- Textauszug
+===+

Lyrik & Prosa
Einfach loslassen
Einfach loslassen? Einfacher gesagt als oft getan. Wir Menschen tun uns zumeist schwer damit loszulassen. Wir versuchen unentwegt Dinge, Augenblicke, ja sogar Menschen an uns zu binden, vergessend wie flüchtig die Zeit doch ist und das nichts auf ewig währt.
Es ist schon eigenartig, daß wir selbst beim Loslassen noch meinen, wir müßten etwas leisten.“
(Helga Schäferling, deutsche Sozialpädagogin)
In unserer Überflussgesellschaft wird das Loslassen zur Leistung erhoben. Wir sind stolz darauf den Weg zum Minimalismus wieder gefunden oder gar neu entdeckt zu haben und glauben oft, damit einen fast einen evolutionären Schritt nach vorn getan zu haben. Dabei wussten die alten Philosophen, wie wichtig des gesunde Miteinander von entdecken und loslassen ist.
Vielfach wird allerdings auch der bewusste Verzicht mit dem Loslassen vergleichen oder gleichgesetzt. Wir „lassen“ von den Wünschen ab. Doch das ist nicht das Loslassen, von wir heute landläufig reden.

+===+

- Bereitgestelltes Material

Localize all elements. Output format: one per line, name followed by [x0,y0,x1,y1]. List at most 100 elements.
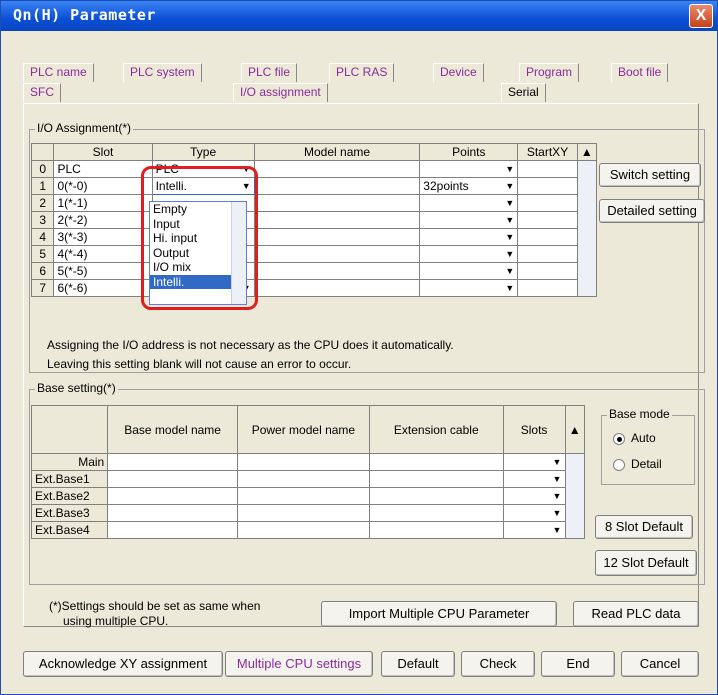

+===+

- Arbeitsauftrag 1
Beantworten Sie zum Textauszug über das Loslassen jede Frage kurz:
(a) Als was wird Helga Schäferling vorgestellt?
(b) Wozu wird das Loslassen in unserer Überflussgesellschaft erhoben?
(c) Womit wird das Loslassen vielfach verglichen oder gleichgesetzt?
- Arbeitsauftrag 2
Wie geht der Textauszug über das Loslassen nach seinem letzten Satz weiter? Schreiben Sie die Fortsetzung.
Das Material ist vom Textauszug getrennt zu betrachten.

- Schriftliche Antwort 1
(a) Als deutsche Sozialpädagogin.
(b) Zur Leistung.
(c) Mit dem bewussten Verzicht.

- Schriftliche Antwort 2
Das Loslassen hat für mich schon auch etwas mit dem Minimalismus zu tun, ich erachte es allerdings nicht als Leistung, sondern als Notwendigkeit und Grundbestandteil des Lebens. Da ist es dann oft wie mit den Schränken und Schubladen. Man muss sie mal ausräumen und sich von Dingen trennen. Wer das nie im Leben gelernt hat, wer sein Bündel an Hoffnungen, Träumen, Enttäuschungen, Wut, Leid und Trauer ein Leben lang mit sich trägt, hat oft schwer zu tragen. Loslassen bedeutet nicht unbedingt vergessen, verdrängen, abschütteln. Wer nie den Ärger über Fehler von anderen loslassen kann, wird auch nie verzeihen können. Wer nicht im Laufe der Zeit seine Trauer über Verluste loslassen kann, wird nie frei sein für etwas Neues.
Die Wahrheit
Wunden
heilen nicht
schließen sich nur
Schmerz
verschwindet nicht
verblasst nur in der Erinnerung
Trauer
vergeht nicht
wird nur zum Teil des Lebens
Wut
verraucht nicht
verbraucht sich nur
Einsamkeit
ist nicht von Dauer
© 2004 Uwe Werner
Es ist oftmals gar keine so bewusste Entscheidung Dinge loszulassen, sondern das Leben ist wie eine Talsperre. Es fließt ständig neues Wasser hinzu, so wie uns neue Eindrucke, Gegenstände und Menschen begegnen auf unserem Weg durch die Zeiten.
Wo neues Wasser ein Staubecken fließt, muss anderes dafür auch entweichen können. Nur so kann das Gleichgewicht erhalten bleiben und der Druck auf uns wird nicht zu groß.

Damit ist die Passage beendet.